Work to complete →
Reproduce the entries below in full, word for word.

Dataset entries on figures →
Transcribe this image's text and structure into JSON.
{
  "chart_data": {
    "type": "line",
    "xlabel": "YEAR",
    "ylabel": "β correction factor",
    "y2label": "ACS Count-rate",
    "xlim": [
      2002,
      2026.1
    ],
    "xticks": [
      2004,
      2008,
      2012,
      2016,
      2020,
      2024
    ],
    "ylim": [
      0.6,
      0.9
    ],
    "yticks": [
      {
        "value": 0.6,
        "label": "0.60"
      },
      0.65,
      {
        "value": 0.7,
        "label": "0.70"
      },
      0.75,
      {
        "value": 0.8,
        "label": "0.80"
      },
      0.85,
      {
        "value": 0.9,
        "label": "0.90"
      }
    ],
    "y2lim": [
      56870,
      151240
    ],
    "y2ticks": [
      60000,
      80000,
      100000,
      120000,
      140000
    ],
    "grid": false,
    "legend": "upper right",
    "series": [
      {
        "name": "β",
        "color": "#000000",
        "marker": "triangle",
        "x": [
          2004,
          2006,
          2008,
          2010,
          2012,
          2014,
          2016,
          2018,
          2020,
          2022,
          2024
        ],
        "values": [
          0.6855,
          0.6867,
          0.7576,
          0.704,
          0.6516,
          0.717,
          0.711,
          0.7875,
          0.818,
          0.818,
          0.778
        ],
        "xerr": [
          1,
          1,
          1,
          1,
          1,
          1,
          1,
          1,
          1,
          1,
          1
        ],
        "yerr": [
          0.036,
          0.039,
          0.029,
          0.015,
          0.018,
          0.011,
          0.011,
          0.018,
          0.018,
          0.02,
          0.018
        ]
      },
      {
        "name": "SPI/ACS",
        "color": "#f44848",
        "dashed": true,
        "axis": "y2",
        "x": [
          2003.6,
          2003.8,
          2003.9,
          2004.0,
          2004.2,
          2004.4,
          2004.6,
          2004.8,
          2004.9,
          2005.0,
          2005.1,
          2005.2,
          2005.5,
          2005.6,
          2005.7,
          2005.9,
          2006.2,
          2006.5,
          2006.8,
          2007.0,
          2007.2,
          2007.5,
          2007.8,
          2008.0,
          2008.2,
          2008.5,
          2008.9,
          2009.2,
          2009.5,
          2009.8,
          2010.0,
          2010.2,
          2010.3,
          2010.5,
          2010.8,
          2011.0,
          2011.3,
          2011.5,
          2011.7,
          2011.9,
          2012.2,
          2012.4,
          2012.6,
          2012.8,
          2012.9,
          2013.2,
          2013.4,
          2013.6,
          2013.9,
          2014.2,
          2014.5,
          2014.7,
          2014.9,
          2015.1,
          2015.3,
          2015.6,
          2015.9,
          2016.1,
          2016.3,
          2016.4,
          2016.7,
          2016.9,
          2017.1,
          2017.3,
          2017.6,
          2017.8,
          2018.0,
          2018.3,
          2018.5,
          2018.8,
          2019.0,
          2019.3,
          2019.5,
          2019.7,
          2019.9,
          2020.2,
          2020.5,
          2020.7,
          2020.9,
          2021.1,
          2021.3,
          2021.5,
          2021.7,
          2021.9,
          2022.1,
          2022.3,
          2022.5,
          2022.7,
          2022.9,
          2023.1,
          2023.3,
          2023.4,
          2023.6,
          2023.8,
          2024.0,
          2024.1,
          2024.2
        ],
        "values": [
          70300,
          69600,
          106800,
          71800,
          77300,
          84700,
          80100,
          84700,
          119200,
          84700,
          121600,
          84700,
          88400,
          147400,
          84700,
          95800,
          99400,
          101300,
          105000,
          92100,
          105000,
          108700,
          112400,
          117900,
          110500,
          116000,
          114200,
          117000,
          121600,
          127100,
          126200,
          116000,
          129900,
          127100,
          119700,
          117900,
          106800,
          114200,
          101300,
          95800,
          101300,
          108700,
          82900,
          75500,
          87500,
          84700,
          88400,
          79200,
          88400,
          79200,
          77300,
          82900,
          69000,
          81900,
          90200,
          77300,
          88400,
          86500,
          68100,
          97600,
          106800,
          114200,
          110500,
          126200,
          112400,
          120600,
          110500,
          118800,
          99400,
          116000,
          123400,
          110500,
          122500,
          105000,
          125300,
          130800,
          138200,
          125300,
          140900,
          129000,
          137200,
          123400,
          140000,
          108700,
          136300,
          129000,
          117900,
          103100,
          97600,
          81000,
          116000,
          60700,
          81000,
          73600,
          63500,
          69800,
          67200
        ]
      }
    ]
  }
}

Output of the exercise →
Transcribe this image's text and structure into JSON.
{
  "chart_data": {
    "type": "line",
    "xlabel": "YEAR",
    "ylabel": "β correction factor",
    "y2label": "ACS Count-rate",
    "xlim": [
      2002,
      2026.1
    ],
    "xticks": [
      2004,
      2008,
      2012,
      2016,
      2020,
      2024
    ],
    "ylim": [
      0.6,
      0.9
    ],
    "yticks": [
      {
        "value": 0.6,
        "label": "0.60"
      },
      0.65,
      {
        "value": 0.7,
        "label": "0.70"
      },
      0.75,
      {
        "value": 0.8,
        "label": "0.80"
      },
      0.85,
      {
        "value": 0.9,
        "label": "0.90"
      }
    ],
    "y2lim": [
      56870,
      151240
    ],
    "y2ticks": [
      60000,
      80000,
      100000,
      120000,
      140000
    ],
    "grid": false,
    "legend": "upper right",
    "series": [
      {
        "name": "β",
        "color": "#000000",
        "marker": "triangle",
        "x": [
          2004,
          2006,
          2008,
          2010,
          2012,
          2014,
          2016,
          2018,
          2020,
          2022,
          2024
        ],
        "values": [
          0.6855,
          0.6867,
          0.7576,
          0.704,
          0.6516,
          0.717,
          0.711,
          0.7875,
          0.818,
          0.818,
          0.778
        ],
        "xerr": [
          1,
          1,
          1,
          1,
          1,
          1,
          1,
          1,
          1,
          1,
          1
        ],
        "yerr": [
          0.036,
          0.039,
          0.029,
          0.015,
          0.018,
          0.011,
          0.011,
          0.018,
          0.018,
          0.02,
          0.018
        ]
      },
      {
        "name": "SPI/ACS",
        "color": "#f44848",
        "dashed": true,
        "axis": "y2",
        "x": [
          2003.6,
          2003.8,
          2003.9,
          2004.0,
          2004.2,
          2004.4,
          2004.6,
          2004.8,
          2004.9,
          2005.0,
          2005.1,
          2005.2,
          2005.5,
          2005.6,
          2005.7,
          2005.9,
          2006.2,
          2006.5,
          2006.8,
          2007.0,
          2007.2,
          2007.5,
          2007.8,
          2008.0,
          2008.2,
          2008.5,
          2008.9,
          2009.2,
          2009.5,
          2009.8,
          2010.0,
          2010.2,
          2010.3,
          2010.5,
          2010.8,
          2011.0,
          2011.3,
          2011.5,
          2011.7,
          2011.9,
          2012.2,
          2012.4,
          2012.6,
          2012.8,
          2012.9,
          2013.2,
          2013.4,
          2013.6,
          2013.9,
          2014.2,
          2014.5,
          2014.7,
          2014.9,
          2015.1,
          2015.3,
          2015.6,
          2015.9,
          2016.1,
          2016.3,
          2016.4,
          2016.7,
          2016.9,
          2017.1,
          2017.3,
          2017.6,
          2017.8,
          2018.0,
          2018.3,
          2018.5,
          2018.8,
          2019.0,
          2019.3,
          2019.5,
          2019.7,
          2019.9,
          2020.2,
          2020.5,
          2020.7,
          2020.9,
          2021.1,
          2021.3,
          2021.5,
          2021.7,
          2021.9,
          2022.1,
          2022.3,
          2022.5,
          2022.7,
          2022.9,
          2023.1,
          2023.3,
          2023.4,
          2023.6,
          2023.8,
          2024.0,
          2024.1,
          2024.2
        ],
        "values": [
          70300,
          69600,
          106800,
          71800,
          77300,
          84700,
          80100,
          84700,
          119200,
          84700,
          121600,
          84700,
          88400,
          147400,
          84700,
          95800,
          99400,
          101300,
          105000,
          92100,
          105000,
          108700,
          112400,
          117900,
          110500,
          116000,
          114200,
          117000,
          121600,
          127100,
          126200,
          116000,
          129900,
          127100,
          119700,
          117900,
          106800,
          114200,
          101300,
          95800,
          101300,
          108700,
          82900,
          75500,
          87500,
          84700,
          88400,
          79200,
          88400,
          79200,
          77300,
          82900,
          69000,
          81900,
          90200,
          77300,
          88400,
          86500,
          68100,
          97600,
          106800,
          114200,
          110500,
          126200,
          112400,
          120600,
          110500,
          118800,
          99400,
          116000,
          123400,
          110500,
          122500,
          105000,
          125300,
          130800,
          138200,
          125300,
          140900,
          129000,
          137200,
          123400,
          140000,
          108700,
          136300,
          129000,
          117900,
          103100,
          97600,
          81000,
          116000,
          60700,
          81000,
          73600,
          63500,
          69800,
          67200
        ]
      }
    ]
  }
}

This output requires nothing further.